*Your goal*: Copy each line of the data below with the word "Димитриева".

>> BEGIN Given information

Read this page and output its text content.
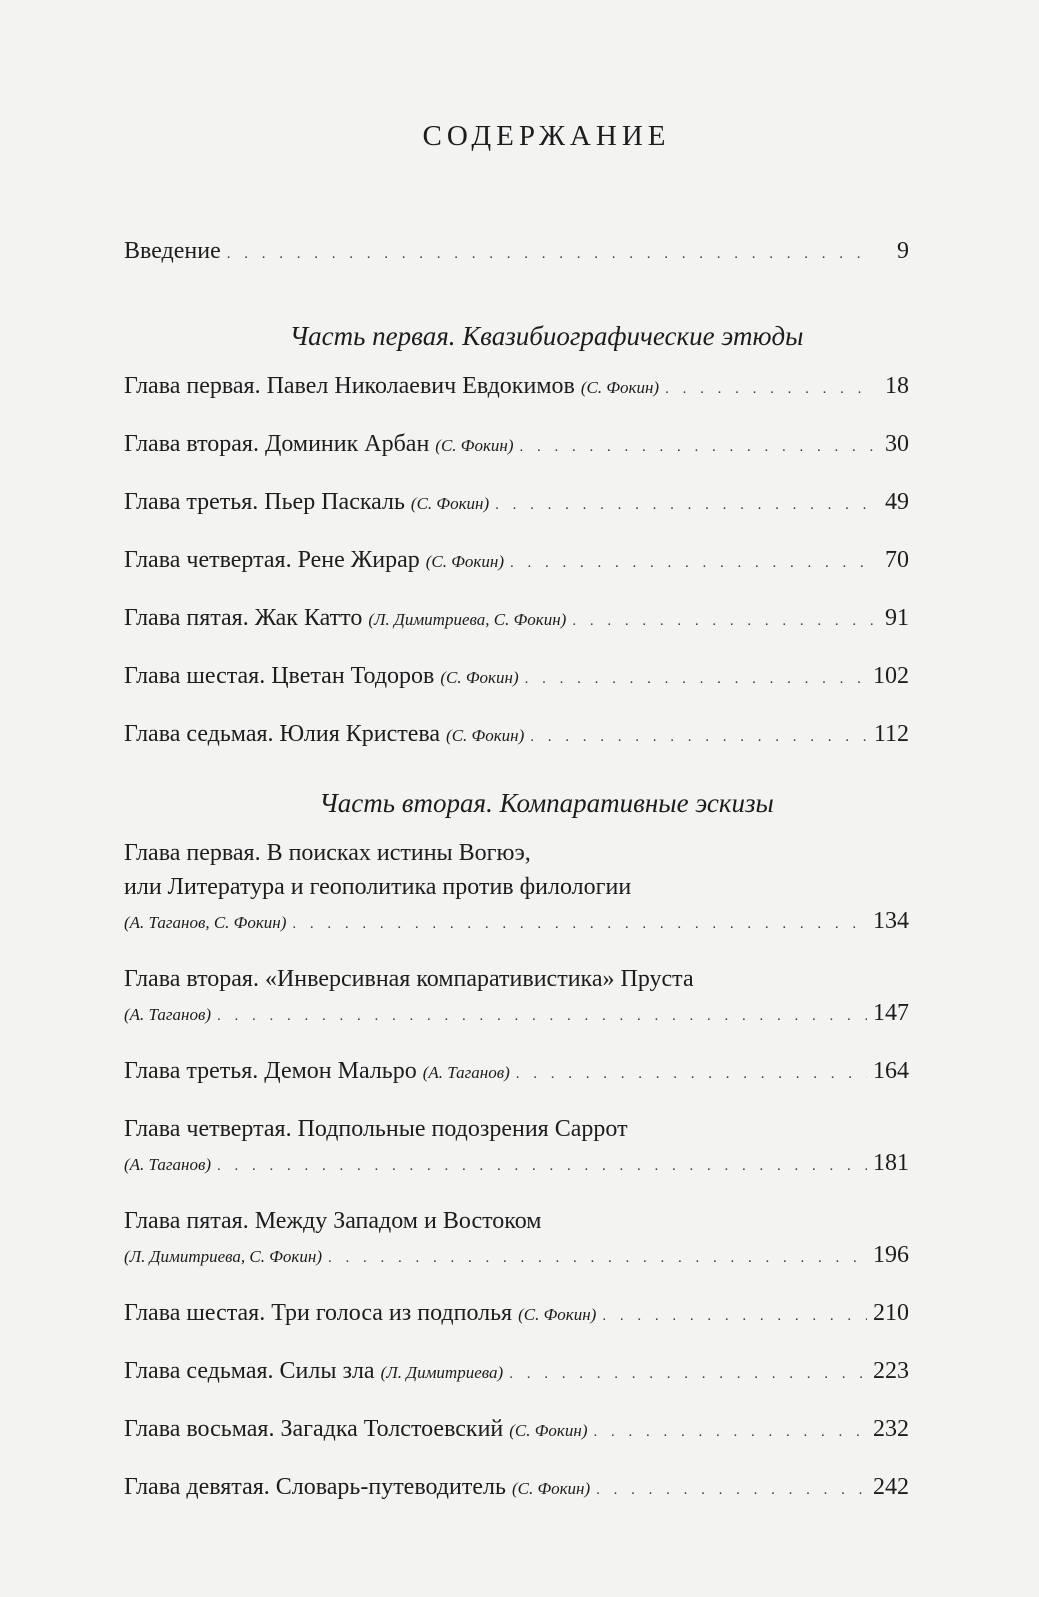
СОДЕРЖАНИЕ
Введение . . .	9
Часть первая. Квазибиографические этюды
Глава первая. Павел Николаевич Евдокимов (С. Фокин) . . .	18
Глава вторая. Доминик Арбан (С. Фокин) . . .	30
Глава третья. Пьер Паскаль (С. Фокин) . . .	49
Глава четвертая. Рене Жирар (С. Фокин) . . .	70
Глава пятая. Жак Катто (Л. Димитриева, С. Фокин) . . .	91
Глава шестая. Цветан Тодоров (С. Фокин) . . .	102
Глава седьмая. Юлия Кристева (С. Фокин) . . .	112
Часть вторая. Компаративные эскизы
Глава первая. В поисках истины Вогюэ,
или Литература и геополитика против филологии
(А. Таганов, С. Фокин) . . .	134
Глава вторая. «Инверсивная компаративистика» Пруста
(А. Таганов) . . .	147
Глава третья. Демон Мальро (А. Таганов) . . .	164
Глава четвертая. Подпольные подозрения Саррот
(А. Таганов) . . .	181
Глава пятая. Между Западом и Востоком
(Л. Димитриева, С. Фокин) . . .	196
Глава шестая. Три голоса из подполья (С. Фокин) . . .	210
Глава седьмая. Силы зла (Л. Димитриева) . . .	223
Глава восьмая. Загадка Толстоевский (С. Фокин) . . .	232
Глава девятая. Словарь-путеводитель (С. Фокин) . . .	242
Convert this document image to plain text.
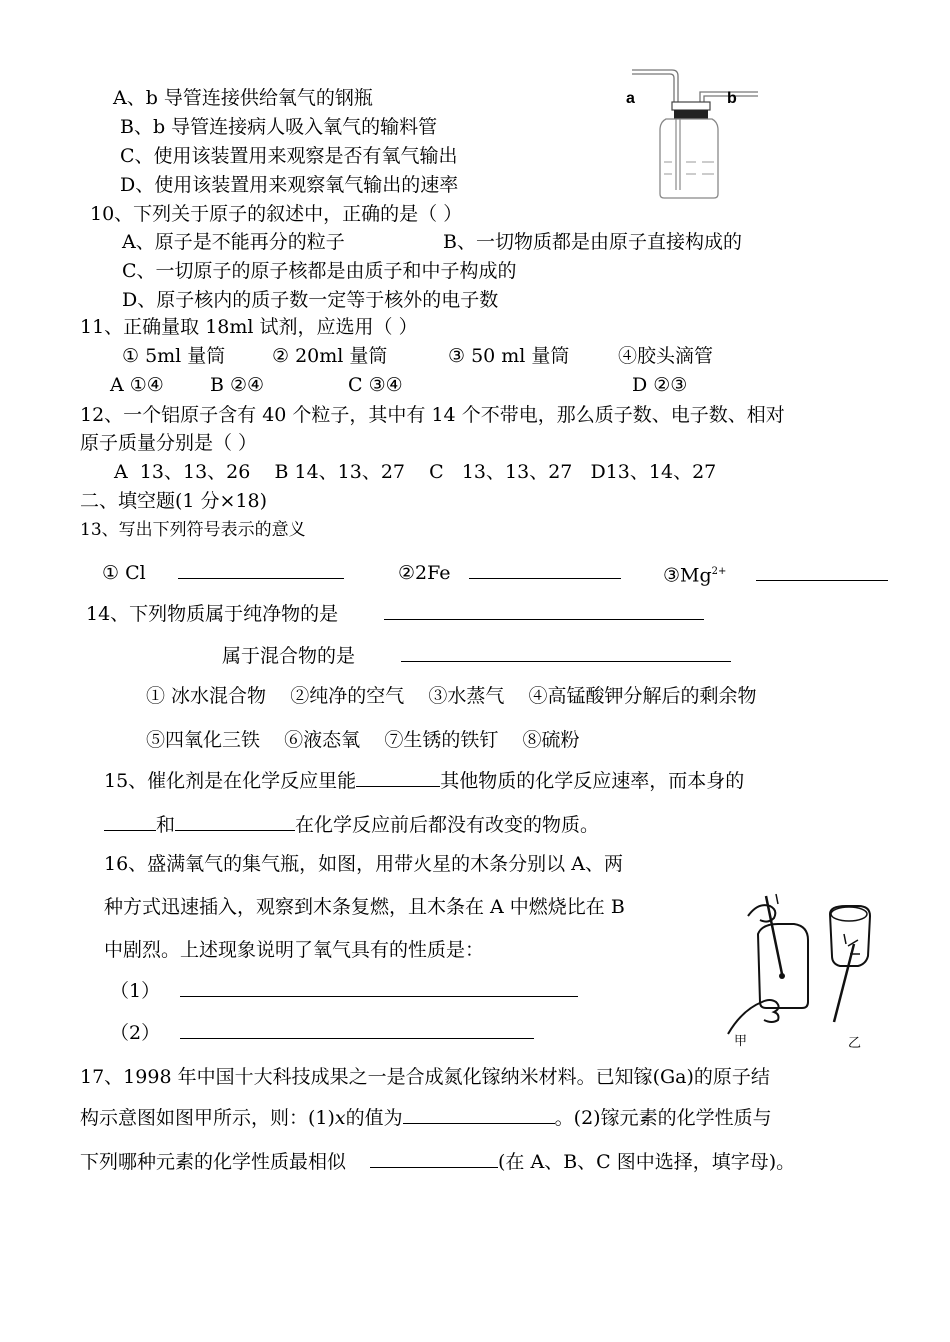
A、b 导管连接供给氧气的钢瓶
B、b 导管连接病人吸入氧气的输料管
C、使用该装置用来观察是否有氧气输出
D、使用该装置用来观察氧气输出的速率
a	b
10、下列关于原子的叙述中，正确的是（ ）
A、原子是不能再分的粒子	B、一切物质都是由原子直接构成的
C、一切原子的原子核都是由质子和中子构成的
D、原子核内的质子数一定等于核外的电子数
11、正确量取 18ml 试剂，应选用（ ）
① 5ml 量筒 ② 20ml 量筒	③ 50 ml 量筒	④胶头滴管
A ①④ B ②④	C ③④	D ②③
12、一个铝原子含有 40 个粒子，其中有 14 个不带电，那么质子数、电子数、相对
原子质量分别是（ ）
A  13、13、26    B 14、13、27    C   13、13、27   D13、14、27
二、填空题(1 分×18)
13、写出下列符号表示的意义
① Cl	②2Fe	$③Mg^{2+}$
14、下列物质属于纯净物的是
属于混合物的是
① 冰水混合物    ②纯净的空气    ③水蒸气    ④高锰酸钾分解后的剩余物
⑤四氧化三铁    ⑥液态氧    ⑦生锈的铁钉    ⑧硫粉
15、催化剂是在化学反应里能	其他物质的化学反应速率，而本身的
和	在化学反应前后都没有改变的物质。
16、盛满氧气的集气瓶，如图，用带火星的木条分别以 A、两
种方式迅速插入，观察到木条复燃，且木条在 A 中燃烧比在 B
中剧烈。上述现象说明了氧气具有的性质是：
（1）
（2）	甲	乙
17、1998 年中国十大科技成果之一是合成氮化镓纳米材料。已知镓(Ga)的原子结
构示意图如图甲所示，则：(1)x的值为	。(2)镓元素的化学性质与
下列哪种元素的化学性质最相似	(在 A、B、C 图中选择，填字母)。
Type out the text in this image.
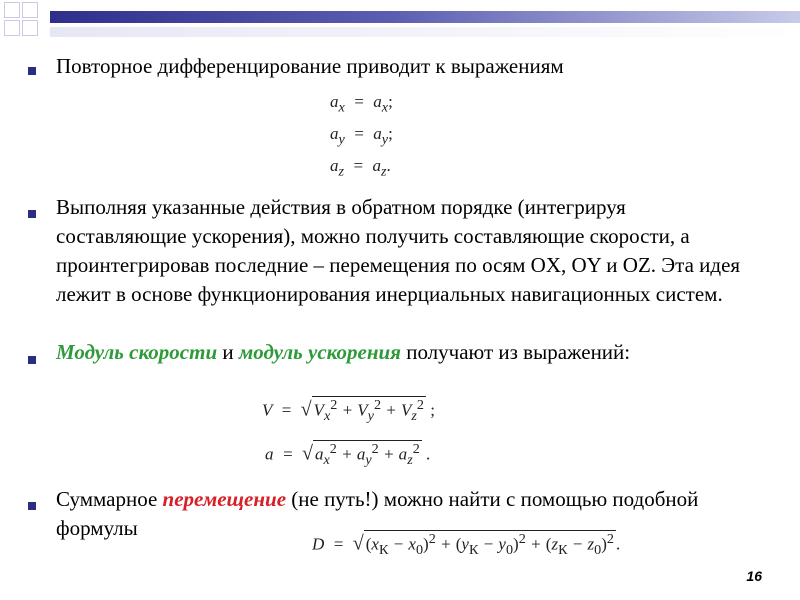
Повторное дифференцирование приводит к выражениям
$a_x = a_x$;
$a_y = a_y$;
$a_z = a_z$.
Выполняя указанные действия в обратном порядке (интегрируя составляющие ускорения), можно получить составляющие скорости, а проинтегрировав последние – перемещения по осям OX, OY и OZ. Эта идея лежит в основе функционирования инерциальных навигационных систем.
Модуль скорости и модуль ускорения получают из выражений:
V  =  √ $V_x^2 + V_y^2 + V_z^2$ ;
a  =  √ $a_x^2 + a_y^2 + a_z^2$ .
Суммарное перемещение (не путь!) можно найти с помощью подобной формулы
D  =  √ $(x_К - x_0)^2 + (y_К - y_0)^2 + (z_К - z_0)^2$ .
16
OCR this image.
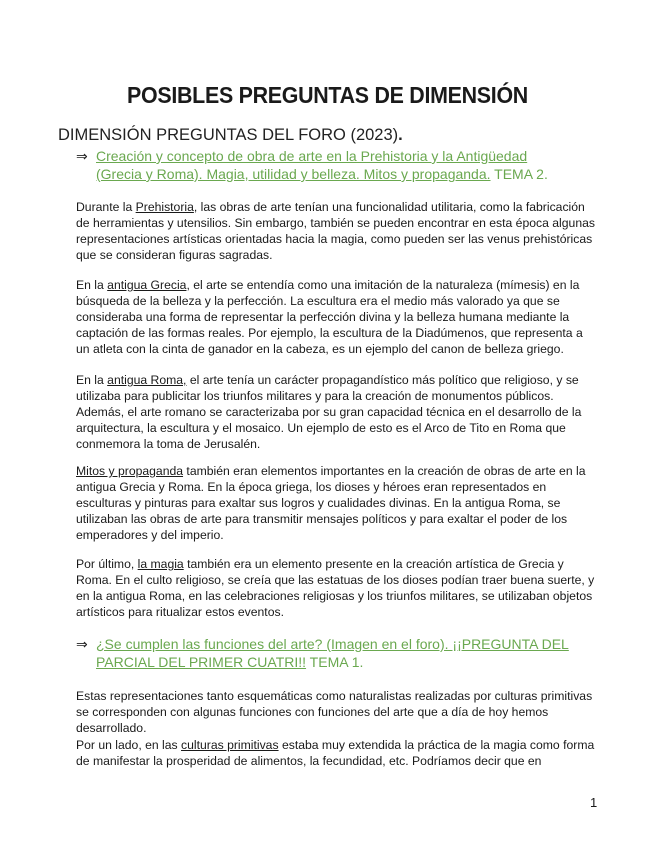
POSIBLES PREGUNTAS DE DIMENSIÓN
DIMENSIÓN PREGUNTAS DEL FORO (2023).
⇒ Creación y concepto de obra de arte en la Prehistoria y la Antigüedad (Grecia y Roma). Magia, utilidad y belleza. Mitos y propaganda. TEMA 2.
Durante la Prehistoria, las obras de arte tenían una funcionalidad utilitaria, como la fabricación de herramientas y utensilios. Sin embargo, también se pueden encontrar en esta época algunas representaciones artísticas orientadas hacia la magia, como pueden ser las venus prehistóricas que se consideran figuras sagradas.
En la antigua Grecia, el arte se entendía como una imitación de la naturaleza (mímesis) en la búsqueda de la belleza y la perfección. La escultura era el medio más valorado ya que se consideraba una forma de representar la perfección divina y la belleza humana mediante la captación de las formas reales. Por ejemplo, la escultura de la Diadúmenos, que representa a un atleta con la cinta de ganador en la cabeza, es un ejemplo del canon de belleza griego.
En la antigua Roma, el arte tenía un carácter propagandístico más político que religioso, y se utilizaba para publicitar los triunfos militares y para la creación de monumentos públicos. Además, el arte romano se caracterizaba por su gran capacidad técnica en el desarrollo de la arquitectura, la escultura y el mosaico. Un ejemplo de esto es el Arco de Tito en Roma que conmemora la toma de Jerusalén.
Mitos y propaganda también eran elementos importantes en la creación de obras de arte en la antigua Grecia y Roma. En la época griega, los dioses y héroes eran representados en esculturas y pinturas para exaltar sus logros y cualidades divinas. En la antigua Roma, se utilizaban las obras de arte para transmitir mensajes políticos y para exaltar el poder de los emperadores y del imperio.
Por último, la magia también era un elemento presente en la creación artística de Grecia y Roma. En el culto religioso, se creía que las estatuas de los dioses podían traer buena suerte, y en la antigua Roma, en las celebraciones religiosas y los triunfos militares, se utilizaban objetos artísticos para ritualizar estos eventos.
⇒ ¿Se cumplen las funciones del arte? (Imagen en el foro). ¡¡PREGUNTA DEL PARCIAL DEL PRIMER CUATRI!! TEMA 1.
Estas representaciones tanto esquemáticas como naturalistas realizadas por culturas primitivas se corresponden con algunas funciones con funciones del arte que a día de hoy hemos desarrollado.
Por un lado, en las culturas primitivas estaba muy extendida la práctica de la magia como forma de manifestar la prosperidad de alimentos, la fecundidad, etc. Podríamos decir que en
1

>> END Given information

*The reply*:
Глава пятая. Жак Катто (Л. Димитриева, С. Фокин) . . .	91
(Л. Димитриева, С. Фокин) . . .	196
Глава седьмая. Силы зла (Л. Димитриева) . . .	223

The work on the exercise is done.